§ Instructions to follow: Would you retype, word for word, the line with "Output the text content of this document." and every line after it through the end of the records below?
⟨
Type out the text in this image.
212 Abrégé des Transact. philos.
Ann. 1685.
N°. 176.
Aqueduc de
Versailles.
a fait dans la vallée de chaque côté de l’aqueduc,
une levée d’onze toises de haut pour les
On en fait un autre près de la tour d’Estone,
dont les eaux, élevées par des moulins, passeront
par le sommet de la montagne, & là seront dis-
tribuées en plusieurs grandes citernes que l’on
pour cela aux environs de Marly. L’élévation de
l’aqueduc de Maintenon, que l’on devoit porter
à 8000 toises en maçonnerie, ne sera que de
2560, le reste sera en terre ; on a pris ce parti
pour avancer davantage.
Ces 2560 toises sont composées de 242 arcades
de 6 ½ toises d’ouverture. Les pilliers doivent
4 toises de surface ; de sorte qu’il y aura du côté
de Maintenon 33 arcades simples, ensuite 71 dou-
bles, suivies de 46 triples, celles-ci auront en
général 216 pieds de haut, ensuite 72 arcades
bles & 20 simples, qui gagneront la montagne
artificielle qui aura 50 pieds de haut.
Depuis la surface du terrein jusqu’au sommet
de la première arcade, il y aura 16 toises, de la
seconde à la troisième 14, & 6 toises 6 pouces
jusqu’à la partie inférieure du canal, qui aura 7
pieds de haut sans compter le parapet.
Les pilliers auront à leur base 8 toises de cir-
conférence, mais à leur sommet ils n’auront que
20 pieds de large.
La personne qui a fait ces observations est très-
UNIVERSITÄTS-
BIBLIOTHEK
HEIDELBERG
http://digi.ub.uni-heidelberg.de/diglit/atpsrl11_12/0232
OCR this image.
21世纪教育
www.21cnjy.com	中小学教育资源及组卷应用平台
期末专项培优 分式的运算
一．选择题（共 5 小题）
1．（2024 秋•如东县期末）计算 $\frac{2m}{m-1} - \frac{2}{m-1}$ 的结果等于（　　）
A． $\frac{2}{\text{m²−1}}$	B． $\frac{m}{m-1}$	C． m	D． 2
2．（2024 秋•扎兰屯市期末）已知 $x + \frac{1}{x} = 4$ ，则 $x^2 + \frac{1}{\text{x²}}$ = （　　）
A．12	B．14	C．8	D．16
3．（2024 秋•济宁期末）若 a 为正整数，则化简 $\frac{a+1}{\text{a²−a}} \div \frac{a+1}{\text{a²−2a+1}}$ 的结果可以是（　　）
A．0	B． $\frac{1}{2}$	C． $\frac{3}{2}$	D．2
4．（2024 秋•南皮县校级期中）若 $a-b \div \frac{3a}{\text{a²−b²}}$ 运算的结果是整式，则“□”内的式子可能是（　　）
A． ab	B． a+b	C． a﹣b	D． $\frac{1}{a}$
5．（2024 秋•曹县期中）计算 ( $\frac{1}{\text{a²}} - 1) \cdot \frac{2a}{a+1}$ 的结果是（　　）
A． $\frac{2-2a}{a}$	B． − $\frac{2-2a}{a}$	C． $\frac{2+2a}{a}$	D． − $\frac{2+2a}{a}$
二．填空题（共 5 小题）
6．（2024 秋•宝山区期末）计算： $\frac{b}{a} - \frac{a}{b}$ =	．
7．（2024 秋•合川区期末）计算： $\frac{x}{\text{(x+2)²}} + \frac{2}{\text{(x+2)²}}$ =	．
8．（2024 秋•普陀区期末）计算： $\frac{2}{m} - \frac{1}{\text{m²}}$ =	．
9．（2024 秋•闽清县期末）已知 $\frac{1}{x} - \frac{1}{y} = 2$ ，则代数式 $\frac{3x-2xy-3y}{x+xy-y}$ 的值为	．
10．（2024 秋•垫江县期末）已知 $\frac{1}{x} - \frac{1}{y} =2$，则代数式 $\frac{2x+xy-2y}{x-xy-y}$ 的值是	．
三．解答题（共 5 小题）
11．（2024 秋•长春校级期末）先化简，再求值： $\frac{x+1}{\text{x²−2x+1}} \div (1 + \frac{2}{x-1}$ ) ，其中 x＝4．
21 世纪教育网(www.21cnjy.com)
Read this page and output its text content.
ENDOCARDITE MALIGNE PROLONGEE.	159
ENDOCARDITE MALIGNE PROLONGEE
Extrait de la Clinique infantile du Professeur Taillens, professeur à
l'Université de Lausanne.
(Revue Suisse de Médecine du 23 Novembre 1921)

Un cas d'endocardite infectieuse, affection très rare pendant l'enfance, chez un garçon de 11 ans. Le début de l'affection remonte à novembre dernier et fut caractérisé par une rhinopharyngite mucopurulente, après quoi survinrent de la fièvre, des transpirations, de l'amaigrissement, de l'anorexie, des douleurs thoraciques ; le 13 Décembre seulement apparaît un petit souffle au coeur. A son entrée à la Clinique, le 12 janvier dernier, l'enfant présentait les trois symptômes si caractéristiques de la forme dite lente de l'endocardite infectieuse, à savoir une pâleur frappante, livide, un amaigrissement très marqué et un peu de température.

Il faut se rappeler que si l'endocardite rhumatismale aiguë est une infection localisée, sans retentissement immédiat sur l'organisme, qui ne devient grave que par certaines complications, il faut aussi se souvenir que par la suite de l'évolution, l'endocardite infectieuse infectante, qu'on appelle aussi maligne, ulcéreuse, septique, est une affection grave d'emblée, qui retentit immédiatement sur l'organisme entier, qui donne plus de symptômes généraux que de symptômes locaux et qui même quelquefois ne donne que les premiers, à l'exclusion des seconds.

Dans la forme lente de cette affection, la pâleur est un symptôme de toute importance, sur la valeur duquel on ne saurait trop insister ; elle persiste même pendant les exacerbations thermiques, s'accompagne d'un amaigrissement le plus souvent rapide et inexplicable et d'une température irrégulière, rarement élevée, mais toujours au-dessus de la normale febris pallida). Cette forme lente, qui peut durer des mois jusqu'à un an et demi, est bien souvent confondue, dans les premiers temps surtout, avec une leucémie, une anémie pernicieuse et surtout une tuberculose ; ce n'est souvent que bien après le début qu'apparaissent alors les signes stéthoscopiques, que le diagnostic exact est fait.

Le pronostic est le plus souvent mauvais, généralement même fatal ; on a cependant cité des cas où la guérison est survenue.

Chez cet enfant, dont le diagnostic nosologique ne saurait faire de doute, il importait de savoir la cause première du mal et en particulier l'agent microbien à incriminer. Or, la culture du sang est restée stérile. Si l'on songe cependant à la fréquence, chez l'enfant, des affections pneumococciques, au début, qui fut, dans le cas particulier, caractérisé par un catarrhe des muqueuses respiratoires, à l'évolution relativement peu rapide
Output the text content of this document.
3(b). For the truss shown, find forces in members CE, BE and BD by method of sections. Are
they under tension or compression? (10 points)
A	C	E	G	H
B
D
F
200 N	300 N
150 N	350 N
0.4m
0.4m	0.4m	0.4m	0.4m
⟩
§ Result below:
Output the text content of this document.
3(b). For the truss shown, find forces in members CE, BE and BD by method of sections. Are
they under tension or compression? (10 points)
A	C	E	G	H
B
D
F
200 N	300 N
150 N	350 N
0.4m
0.4m	0.4m	0.4m	0.4m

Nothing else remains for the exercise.